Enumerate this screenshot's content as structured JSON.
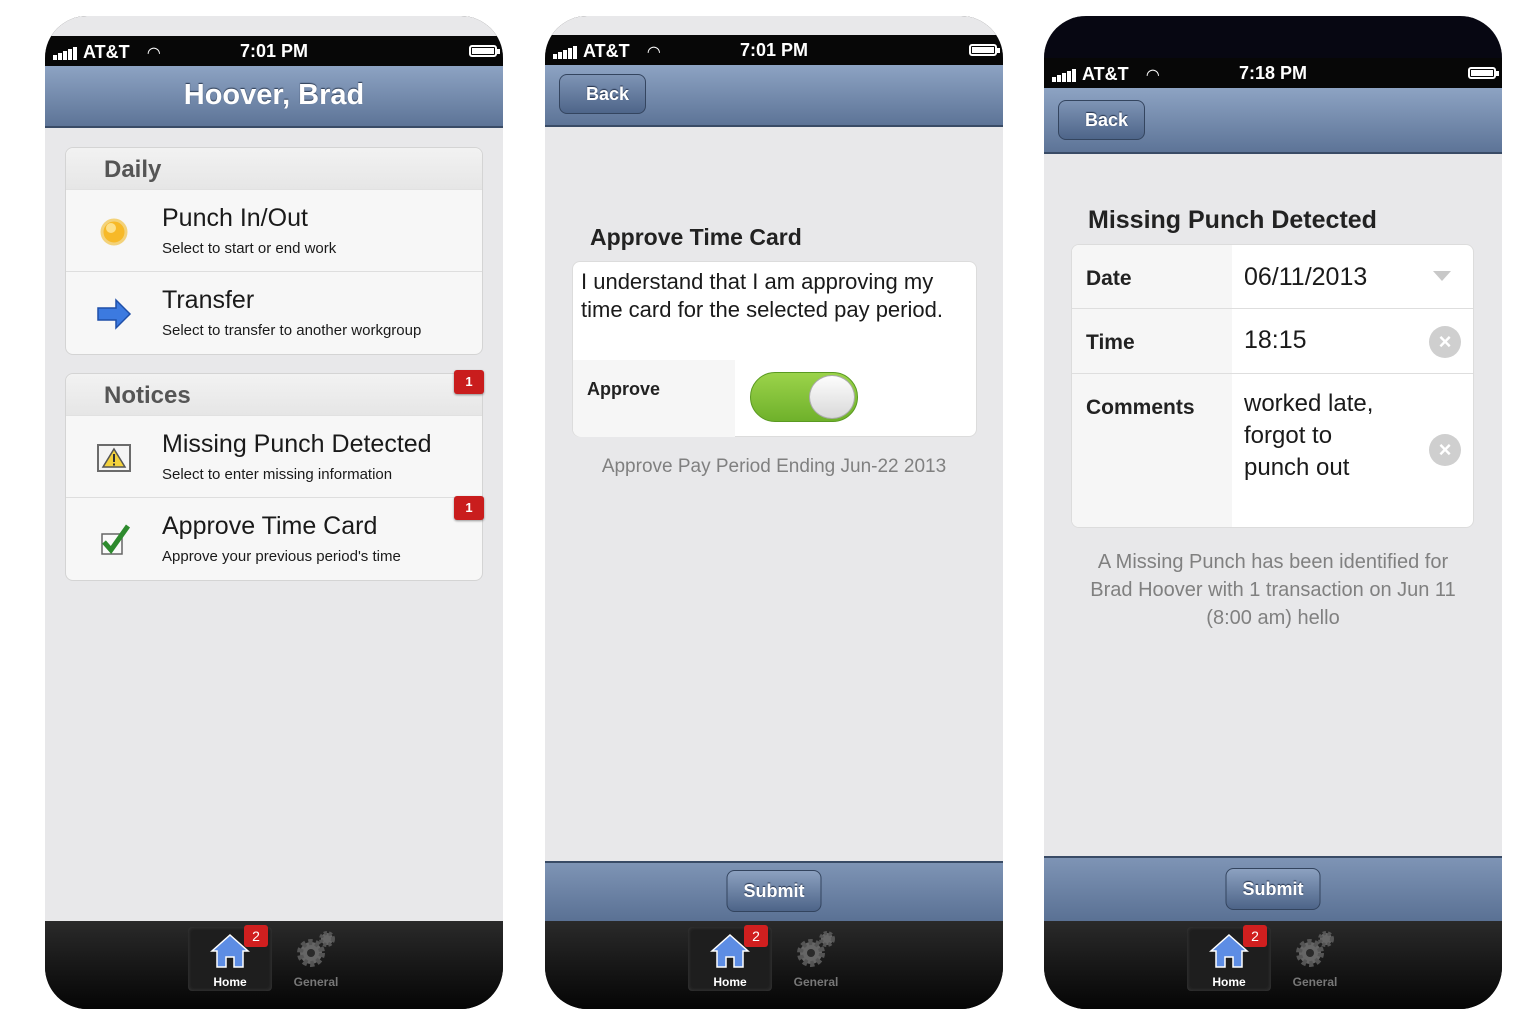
{
  "screens": [
    {
      "status": {
        "carrier": "AT&T",
        "time": "7:01 PM"
      },
      "nav_title": "Hoover, Brad",
      "daily": {
        "header": "Daily",
        "items": [
          {
            "title": "Punch In/Out",
            "subtitle": "Select to start or end work",
            "icon": "sun-icon"
          },
          {
            "title": "Transfer",
            "subtitle": "Select to transfer to another workgroup",
            "icon": "arrow-right-icon"
          }
        ]
      },
      "notices": {
        "header": "Notices",
        "badge": "1",
        "items": [
          {
            "title": "Missing Punch Detected",
            "subtitle": "Select to enter missing information",
            "icon": "warning-icon"
          },
          {
            "title": "Approve Time Card",
            "subtitle": "Approve your previous period's time",
            "icon": "checkmark-icon",
            "badge": "1"
          }
        ]
      }
    },
    {
      "status": {
        "carrier": "AT&T",
        "time": "7:01 PM"
      },
      "back_label": "Back",
      "section_title": "Approve Time Card",
      "statement": "I understand that I am approving my time card for the selected pay period.",
      "approve_label": "Approve",
      "approve_on": true,
      "note": "Approve Pay Period Ending Jun-22 2013",
      "submit_label": "Submit"
    },
    {
      "status": {
        "carrier": "AT&T",
        "time": "7:18 PM"
      },
      "back_label": "Back",
      "section_title": "Missing Punch Detected",
      "fields": {
        "date_label": "Date",
        "date_value": "06/11/2013",
        "time_label": "Time",
        "time_value": "18:15",
        "comments_label": "Comments",
        "comments_value": "worked late, forgot to punch out"
      },
      "note": "A Missing Punch has been identified for Brad Hoover with 1 transaction on Jun 11 (8:00 am) hello",
      "submit_label": "Submit"
    }
  ],
  "tabbar": {
    "home_label": "Home",
    "home_badge": "2",
    "general_label": "General"
  },
  "colors": {
    "nav_blue": "#6f86a9",
    "badge_red": "#c91d1d",
    "toggle_green": "#7fbf35"
  }
}
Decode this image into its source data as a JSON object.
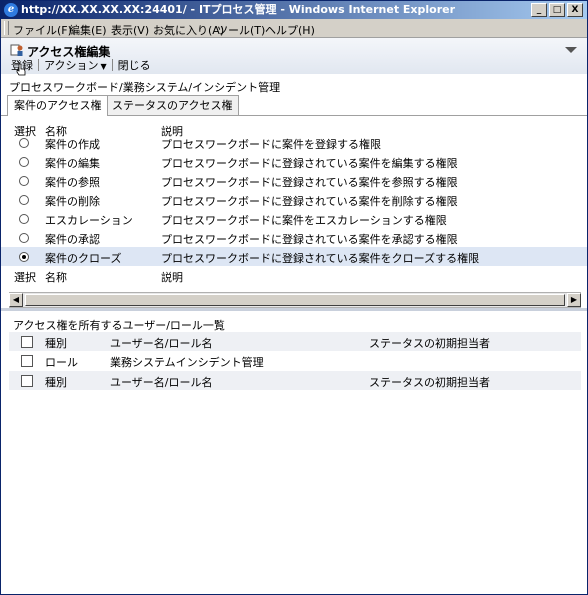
{
  "window": {
    "title": "http://XX.XX.XX.XX:24401/ - ITプロセス管理 - Windows Internet Explorer",
    "buttons": {
      "minimize": "_",
      "maximize": "□",
      "close": "X"
    }
  },
  "menubar": [
    {
      "label": "ファイル(F)"
    },
    {
      "label": "編集(E)"
    },
    {
      "label": "表示(V)"
    },
    {
      "label": "お気に入り(A)"
    },
    {
      "label": "ツール(T)"
    },
    {
      "label": "ヘルプ(H)"
    }
  ],
  "header": {
    "title": "アクセス権編集",
    "toolbar": {
      "register": "登録",
      "action": "アクション",
      "close": "閉じる"
    }
  },
  "breadcrumb": "プロセスワークボード/業務システム/インシデント管理",
  "tabs": [
    {
      "label": "案件のアクセス権",
      "active": true
    },
    {
      "label": "ステータスのアクセス権",
      "active": false
    }
  ],
  "permissions": {
    "columns": {
      "select": "選択",
      "name": "名称",
      "description": "説明"
    },
    "rows": [
      {
        "name": "案件の作成",
        "description": "プロセスワークボードに案件を登録する権限",
        "selected": false
      },
      {
        "name": "案件の編集",
        "description": "プロセスワークボードに登録されている案件を編集する権限",
        "selected": false
      },
      {
        "name": "案件の参照",
        "description": "プロセスワークボードに登録されている案件を参照する権限",
        "selected": false
      },
      {
        "name": "案件の削除",
        "description": "プロセスワークボードに登録されている案件を削除する権限",
        "selected": false
      },
      {
        "name": "エスカレーション",
        "description": "プロセスワークボードに案件をエスカレーションする権限",
        "selected": false
      },
      {
        "name": "案件の承認",
        "description": "プロセスワークボードに登録されている案件を承認する権限",
        "selected": false
      },
      {
        "name": "案件のクローズ",
        "description": "プロセスワークボードに登録されている案件をクローズする権限",
        "selected": true
      }
    ],
    "footer": {
      "select": "選択",
      "name": "名称",
      "description": "説明"
    }
  },
  "users": {
    "title": "アクセス権を所有するユーザー/ロール一覧",
    "columns": {
      "type": "種別",
      "name": "ユーザー名/ロール名",
      "status": "ステータスの初期担当者"
    },
    "rows": [
      {
        "type": "ロール",
        "name": "業務システムインシデント管理",
        "status": ""
      }
    ],
    "footer": {
      "type": "種別",
      "name": "ユーザー名/ロール名",
      "status": "ステータスの初期担当者"
    }
  }
}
++++++++++
TASK STATEMENT
Pictures are to be left out; repeat all the remaining data exactly.

SOLUTION TO THIS EXERCISE
Enumerate this screenshot's content as structured JSON.
{
  "screens": [
    {
      "status": {
        "carrier": "AT&T",
        "time": "7:01 PM"
      },
      "nav_title": "Hoover, Brad",
      "daily": {
        "header": "Daily",
        "items": [
          {
            "title": "Punch In/Out",
            "subtitle": "Select to start or end work",
            "icon": "sun-icon"
          },
          {
            "title": "Transfer",
            "subtitle": "Select to transfer to another workgroup",
            "icon": "arrow-right-icon"
          }
        ]
      },
      "notices": {
        "header": "Notices",
        "badge": "1",
        "items": [
          {
            "title": "Missing Punch Detected",
            "subtitle": "Select to enter missing information",
            "icon": "warning-icon"
          },
          {
            "title": "Approve Time Card",
            "subtitle": "Approve your previous period's time",
            "icon": "checkmark-icon",
            "badge": "1"
          }
        ]
      }
    },
    {
      "status": {
        "carrier": "AT&T",
        "time": "7:01 PM"
      },
      "back_label": "Back",
      "section_title": "Approve Time Card",
      "statement": "I understand that I am approving my time card for the selected pay period.",
      "approve_label": "Approve",
      "approve_on": true,
      "note": "Approve Pay Period Ending Jun-22 2013",
      "submit_label": "Submit"
    },
    {
      "status": {
        "carrier": "AT&T",
        "time": "7:18 PM"
      },
      "back_label": "Back",
      "section_title": "Missing Punch Detected",
      "fields": {
        "date_label": "Date",
        "date_value": "06/11/2013",
        "time_label": "Time",
        "time_value": "18:15",
        "comments_label": "Comments",
        "comments_value": "worked late, forgot to punch out"
      },
      "note": "A Missing Punch has been identified for Brad Hoover with 1 transaction on Jun 11 (8:00 am) hello",
      "submit_label": "Submit"
    }
  ],
  "tabbar": {
    "home_label": "Home",
    "home_badge": "2",
    "general_label": "General"
  },
  "colors": {
    "nav_blue": "#6f86a9",
    "badge_red": "#c91d1d",
    "toggle_green": "#7fbf35"
  }
}
Decode this image into its source data as a JSON object.
{
  "window": {
    "title": "http://XX.XX.XX.XX:24401/ - ITプロセス管理 - Windows Internet Explorer",
    "buttons": {
      "minimize": "_",
      "maximize": "□",
      "close": "X"
    }
  },
  "menubar": [
    {
      "label": "ファイル(F)"
    },
    {
      "label": "編集(E)"
    },
    {
      "label": "表示(V)"
    },
    {
      "label": "お気に入り(A)"
    },
    {
      "label": "ツール(T)"
    },
    {
      "label": "ヘルプ(H)"
    }
  ],
  "header": {
    "title": "アクセス権編集",
    "toolbar": {
      "register": "登録",
      "action": "アクション",
      "close": "閉じる"
    }
  },
  "breadcrumb": "プロセスワークボード/業務システム/インシデント管理",
  "tabs": [
    {
      "label": "案件のアクセス権",
      "active": true
    },
    {
      "label": "ステータスのアクセス権",
      "active": false
    }
  ],
  "permissions": {
    "columns": {
      "select": "選択",
      "name": "名称",
      "description": "説明"
    },
    "rows": [
      {
        "name": "案件の作成",
        "description": "プロセスワークボードに案件を登録する権限",
        "selected": false
      },
      {
        "name": "案件の編集",
        "description": "プロセスワークボードに登録されている案件を編集する権限",
        "selected": false
      },
      {
        "name": "案件の参照",
        "description": "プロセスワークボードに登録されている案件を参照する権限",
        "selected": false
      },
      {
        "name": "案件の削除",
        "description": "プロセスワークボードに登録されている案件を削除する権限",
        "selected": false
      },
      {
        "name": "エスカレーション",
        "description": "プロセスワークボードに案件をエスカレーションする権限",
        "selected": false
      },
      {
        "name": "案件の承認",
        "description": "プロセスワークボードに登録されている案件を承認する権限",
        "selected": false
      },
      {
        "name": "案件のクローズ",
        "description": "プロセスワークボードに登録されている案件をクローズする権限",
        "selected": true
      }
    ],
    "footer": {
      "select": "選択",
      "name": "名称",
      "description": "説明"
    }
  },
  "users": {
    "title": "アクセス権を所有するユーザー/ロール一覧",
    "columns": {
      "type": "種別",
      "name": "ユーザー名/ロール名",
      "status": "ステータスの初期担当者"
    },
    "rows": [
      {
        "type": "ロール",
        "name": "業務システムインシデント管理",
        "status": ""
      }
    ],
    "footer": {
      "type": "種別",
      "name": "ユーザー名/ロール名",
      "status": "ステータスの初期担当者"
    }
  }
}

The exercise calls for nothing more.